AIM OF THE TASK: Print out every record exactly as it appears.

(Records from a collection of figures)
================================

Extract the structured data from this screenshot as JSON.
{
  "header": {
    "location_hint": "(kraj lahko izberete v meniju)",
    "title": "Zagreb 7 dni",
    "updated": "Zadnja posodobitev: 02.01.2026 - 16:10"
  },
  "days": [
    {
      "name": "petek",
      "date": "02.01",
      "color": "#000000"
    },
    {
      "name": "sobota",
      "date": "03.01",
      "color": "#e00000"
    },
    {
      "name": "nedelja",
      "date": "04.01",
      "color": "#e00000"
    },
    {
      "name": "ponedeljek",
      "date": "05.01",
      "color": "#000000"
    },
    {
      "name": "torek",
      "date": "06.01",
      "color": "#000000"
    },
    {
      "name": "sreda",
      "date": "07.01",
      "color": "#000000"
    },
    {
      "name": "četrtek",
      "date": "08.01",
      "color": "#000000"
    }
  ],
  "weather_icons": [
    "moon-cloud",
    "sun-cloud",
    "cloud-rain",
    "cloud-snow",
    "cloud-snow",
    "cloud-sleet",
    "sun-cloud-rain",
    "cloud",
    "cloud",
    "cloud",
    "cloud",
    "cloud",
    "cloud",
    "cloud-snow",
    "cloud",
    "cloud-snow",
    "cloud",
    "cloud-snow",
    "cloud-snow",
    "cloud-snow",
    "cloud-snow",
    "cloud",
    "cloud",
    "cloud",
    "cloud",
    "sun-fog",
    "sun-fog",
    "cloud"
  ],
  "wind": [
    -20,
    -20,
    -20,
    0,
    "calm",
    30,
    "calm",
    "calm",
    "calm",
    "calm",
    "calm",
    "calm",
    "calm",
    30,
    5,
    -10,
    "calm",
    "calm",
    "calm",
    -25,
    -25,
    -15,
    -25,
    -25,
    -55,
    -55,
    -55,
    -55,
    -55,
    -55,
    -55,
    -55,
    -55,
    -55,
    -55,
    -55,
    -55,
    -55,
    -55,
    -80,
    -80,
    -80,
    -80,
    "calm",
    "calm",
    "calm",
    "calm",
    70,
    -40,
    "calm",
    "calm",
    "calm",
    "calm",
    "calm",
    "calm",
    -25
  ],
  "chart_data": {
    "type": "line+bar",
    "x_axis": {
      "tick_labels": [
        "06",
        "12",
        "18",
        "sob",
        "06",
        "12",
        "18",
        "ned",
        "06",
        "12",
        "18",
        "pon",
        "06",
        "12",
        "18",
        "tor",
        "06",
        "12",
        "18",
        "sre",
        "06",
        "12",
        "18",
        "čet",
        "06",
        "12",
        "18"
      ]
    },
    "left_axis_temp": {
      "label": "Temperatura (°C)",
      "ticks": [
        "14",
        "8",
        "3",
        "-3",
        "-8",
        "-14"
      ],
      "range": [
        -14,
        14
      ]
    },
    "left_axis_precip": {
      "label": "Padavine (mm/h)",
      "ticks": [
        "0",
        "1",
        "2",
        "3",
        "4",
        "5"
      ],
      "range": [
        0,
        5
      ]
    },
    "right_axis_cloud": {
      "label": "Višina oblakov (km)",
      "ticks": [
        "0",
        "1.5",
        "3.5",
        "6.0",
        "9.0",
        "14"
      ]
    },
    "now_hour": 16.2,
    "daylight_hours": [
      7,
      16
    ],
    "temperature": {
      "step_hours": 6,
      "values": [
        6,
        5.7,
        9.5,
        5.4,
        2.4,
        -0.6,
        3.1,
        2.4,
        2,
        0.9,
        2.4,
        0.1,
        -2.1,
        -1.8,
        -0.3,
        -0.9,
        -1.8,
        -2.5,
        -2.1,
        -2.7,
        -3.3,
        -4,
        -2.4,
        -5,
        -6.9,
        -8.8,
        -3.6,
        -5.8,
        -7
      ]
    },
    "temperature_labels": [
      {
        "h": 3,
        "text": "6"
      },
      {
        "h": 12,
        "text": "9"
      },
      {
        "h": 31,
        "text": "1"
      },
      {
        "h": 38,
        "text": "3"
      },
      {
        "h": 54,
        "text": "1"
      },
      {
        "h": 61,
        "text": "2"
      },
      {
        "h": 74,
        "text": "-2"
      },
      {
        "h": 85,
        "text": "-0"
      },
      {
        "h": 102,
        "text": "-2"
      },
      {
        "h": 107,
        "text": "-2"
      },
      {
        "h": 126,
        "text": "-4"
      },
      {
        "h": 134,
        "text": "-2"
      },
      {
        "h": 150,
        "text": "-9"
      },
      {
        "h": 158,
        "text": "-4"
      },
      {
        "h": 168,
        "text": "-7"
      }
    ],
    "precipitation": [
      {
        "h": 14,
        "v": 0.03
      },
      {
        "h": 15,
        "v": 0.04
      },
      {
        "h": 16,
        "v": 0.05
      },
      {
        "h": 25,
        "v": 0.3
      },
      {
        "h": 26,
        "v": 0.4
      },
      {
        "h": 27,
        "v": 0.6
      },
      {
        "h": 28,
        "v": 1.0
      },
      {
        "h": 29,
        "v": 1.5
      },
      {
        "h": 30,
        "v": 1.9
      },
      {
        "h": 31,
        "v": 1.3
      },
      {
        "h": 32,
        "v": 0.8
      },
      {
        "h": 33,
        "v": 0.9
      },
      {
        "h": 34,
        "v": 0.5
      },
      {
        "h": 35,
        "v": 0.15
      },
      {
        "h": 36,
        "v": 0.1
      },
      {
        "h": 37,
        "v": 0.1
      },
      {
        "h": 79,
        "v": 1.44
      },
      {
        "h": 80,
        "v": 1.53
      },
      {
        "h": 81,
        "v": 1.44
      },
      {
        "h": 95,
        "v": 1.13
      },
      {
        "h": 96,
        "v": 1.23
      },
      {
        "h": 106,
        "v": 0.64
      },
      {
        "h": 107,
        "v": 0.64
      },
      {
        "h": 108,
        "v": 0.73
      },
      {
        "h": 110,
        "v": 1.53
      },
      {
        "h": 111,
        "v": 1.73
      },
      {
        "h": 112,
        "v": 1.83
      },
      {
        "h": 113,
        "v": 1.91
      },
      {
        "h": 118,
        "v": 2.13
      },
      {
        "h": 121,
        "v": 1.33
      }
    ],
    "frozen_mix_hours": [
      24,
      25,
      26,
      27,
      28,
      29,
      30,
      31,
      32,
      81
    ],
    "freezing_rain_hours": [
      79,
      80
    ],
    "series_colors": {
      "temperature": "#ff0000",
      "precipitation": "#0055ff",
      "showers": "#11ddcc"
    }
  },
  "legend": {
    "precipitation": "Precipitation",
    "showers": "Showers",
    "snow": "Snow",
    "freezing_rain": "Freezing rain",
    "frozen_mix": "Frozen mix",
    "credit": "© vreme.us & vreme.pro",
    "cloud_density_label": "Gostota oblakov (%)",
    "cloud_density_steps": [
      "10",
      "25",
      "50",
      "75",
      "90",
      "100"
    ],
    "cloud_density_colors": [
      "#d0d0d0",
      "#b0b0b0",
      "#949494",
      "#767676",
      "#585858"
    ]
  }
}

================================

OUTPUT FOR THIS TASK:
Extract the structured data from this screenshot as JSON.
{
  "header": {
    "location_hint": "(kraj lahko izberete v meniju)",
    "title": "Zagreb 7 dni",
    "updated": "Zadnja posodobitev: 02.01.2026 - 16:10"
  },
  "days": [
    {
      "name": "petek",
      "date": "02.01",
      "color": "#000000"
    },
    {
      "name": "sobota",
      "date": "03.01",
      "color": "#e00000"
    },
    {
      "name": "nedelja",
      "date": "04.01",
      "color": "#e00000"
    },
    {
      "name": "ponedeljek",
      "date": "05.01",
      "color": "#000000"
    },
    {
      "name": "torek",
      "date": "06.01",
      "color": "#000000"
    },
    {
      "name": "sreda",
      "date": "07.01",
      "color": "#000000"
    },
    {
      "name": "četrtek",
      "date": "08.01",
      "color": "#000000"
    }
  ],
  "weather_icons": [
    "moon-cloud",
    "sun-cloud",
    "cloud-rain",
    "cloud-snow",
    "cloud-snow",
    "cloud-sleet",
    "sun-cloud-rain",
    "cloud",
    "cloud",
    "cloud",
    "cloud",
    "cloud",
    "cloud",
    "cloud-snow",
    "cloud",
    "cloud-snow",
    "cloud",
    "cloud-snow",
    "cloud-snow",
    "cloud-snow",
    "cloud-snow",
    "cloud",
    "cloud",
    "cloud",
    "cloud",
    "sun-fog",
    "sun-fog",
    "cloud"
  ],
  "wind": [
    -20,
    -20,
    -20,
    0,
    "calm",
    30,
    "calm",
    "calm",
    "calm",
    "calm",
    "calm",
    "calm",
    "calm",
    30,
    5,
    -10,
    "calm",
    "calm",
    "calm",
    -25,
    -25,
    -15,
    -25,
    -25,
    -55,
    -55,
    -55,
    -55,
    -55,
    -55,
    -55,
    -55,
    -55,
    -55,
    -55,
    -55,
    -55,
    -55,
    -55,
    -80,
    -80,
    -80,
    -80,
    "calm",
    "calm",
    "calm",
    "calm",
    70,
    -40,
    "calm",
    "calm",
    "calm",
    "calm",
    "calm",
    "calm",
    -25
  ],
  "chart_data": {
    "type": "line+bar",
    "x_axis": {
      "tick_labels": [
        "06",
        "12",
        "18",
        "sob",
        "06",
        "12",
        "18",
        "ned",
        "06",
        "12",
        "18",
        "pon",
        "06",
        "12",
        "18",
        "tor",
        "06",
        "12",
        "18",
        "sre",
        "06",
        "12",
        "18",
        "čet",
        "06",
        "12",
        "18"
      ]
    },
    "left_axis_temp": {
      "label": "Temperatura (°C)",
      "ticks": [
        "14",
        "8",
        "3",
        "-3",
        "-8",
        "-14"
      ],
      "range": [
        -14,
        14
      ]
    },
    "left_axis_precip": {
      "label": "Padavine (mm/h)",
      "ticks": [
        "0",
        "1",
        "2",
        "3",
        "4",
        "5"
      ],
      "range": [
        0,
        5
      ]
    },
    "right_axis_cloud": {
      "label": "Višina oblakov (km)",
      "ticks": [
        "0",
        "1.5",
        "3.5",
        "6.0",
        "9.0",
        "14"
      ]
    },
    "now_hour": 16.2,
    "daylight_hours": [
      7,
      16
    ],
    "temperature": {
      "step_hours": 6,
      "values": [
        6,
        5.7,
        9.5,
        5.4,
        2.4,
        -0.6,
        3.1,
        2.4,
        2,
        0.9,
        2.4,
        0.1,
        -2.1,
        -1.8,
        -0.3,
        -0.9,
        -1.8,
        -2.5,
        -2.1,
        -2.7,
        -3.3,
        -4,
        -2.4,
        -5,
        -6.9,
        -8.8,
        -3.6,
        -5.8,
        -7
      ]
    },
    "temperature_labels": [
      {
        "h": 3,
        "text": "6"
      },
      {
        "h": 12,
        "text": "9"
      },
      {
        "h": 31,
        "text": "1"
      },
      {
        "h": 38,
        "text": "3"
      },
      {
        "h": 54,
        "text": "1"
      },
      {
        "h": 61,
        "text": "2"
      },
      {
        "h": 74,
        "text": "-2"
      },
      {
        "h": 85,
        "text": "-0"
      },
      {
        "h": 102,
        "text": "-2"
      },
      {
        "h": 107,
        "text": "-2"
      },
      {
        "h": 126,
        "text": "-4"
      },
      {
        "h": 134,
        "text": "-2"
      },
      {
        "h": 150,
        "text": "-9"
      },
      {
        "h": 158,
        "text": "-4"
      },
      {
        "h": 168,
        "text": "-7"
      }
    ],
    "precipitation": [
      {
        "h": 14,
        "v": 0.03
      },
      {
        "h": 15,
        "v": 0.04
      },
      {
        "h": 16,
        "v": 0.05
      },
      {
        "h": 25,
        "v": 0.3
      },
      {
        "h": 26,
        "v": 0.4
      },
      {
        "h": 27,
        "v": 0.6
      },
      {
        "h": 28,
        "v": 1.0
      },
      {
        "h": 29,
        "v": 1.5
      },
      {
        "h": 30,
        "v": 1.9
      },
      {
        "h": 31,
        "v": 1.3
      },
      {
        "h": 32,
        "v": 0.8
      },
      {
        "h": 33,
        "v": 0.9
      },
      {
        "h": 34,
        "v": 0.5
      },
      {
        "h": 35,
        "v": 0.15
      },
      {
        "h": 36,
        "v": 0.1
      },
      {
        "h": 37,
        "v": 0.1
      },
      {
        "h": 79,
        "v": 1.44
      },
      {
        "h": 80,
        "v": 1.53
      },
      {
        "h": 81,
        "v": 1.44
      },
      {
        "h": 95,
        "v": 1.13
      },
      {
        "h": 96,
        "v": 1.23
      },
      {
        "h": 106,
        "v": 0.64
      },
      {
        "h": 107,
        "v": 0.64
      },
      {
        "h": 108,
        "v": 0.73
      },
      {
        "h": 110,
        "v": 1.53
      },
      {
        "h": 111,
        "v": 1.73
      },
      {
        "h": 112,
        "v": 1.83
      },
      {
        "h": 113,
        "v": 1.91
      },
      {
        "h": 118,
        "v": 2.13
      },
      {
        "h": 121,
        "v": 1.33
      }
    ],
    "frozen_mix_hours": [
      24,
      25,
      26,
      27,
      28,
      29,
      30,
      31,
      32,
      81
    ],
    "freezing_rain_hours": [
      79,
      80
    ],
    "series_colors": {
      "temperature": "#ff0000",
      "precipitation": "#0055ff",
      "showers": "#11ddcc"
    }
  },
  "legend": {
    "precipitation": "Precipitation",
    "showers": "Showers",
    "snow": "Snow",
    "freezing_rain": "Freezing rain",
    "frozen_mix": "Frozen mix",
    "credit": "© vreme.us & vreme.pro",
    "cloud_density_label": "Gostota oblakov (%)",
    "cloud_density_steps": [
      "10",
      "25",
      "50",
      "75",
      "90",
      "100"
    ],
    "cloud_density_colors": [
      "#d0d0d0",
      "#b0b0b0",
      "#949494",
      "#767676",
      "#585858"
    ]
  }
}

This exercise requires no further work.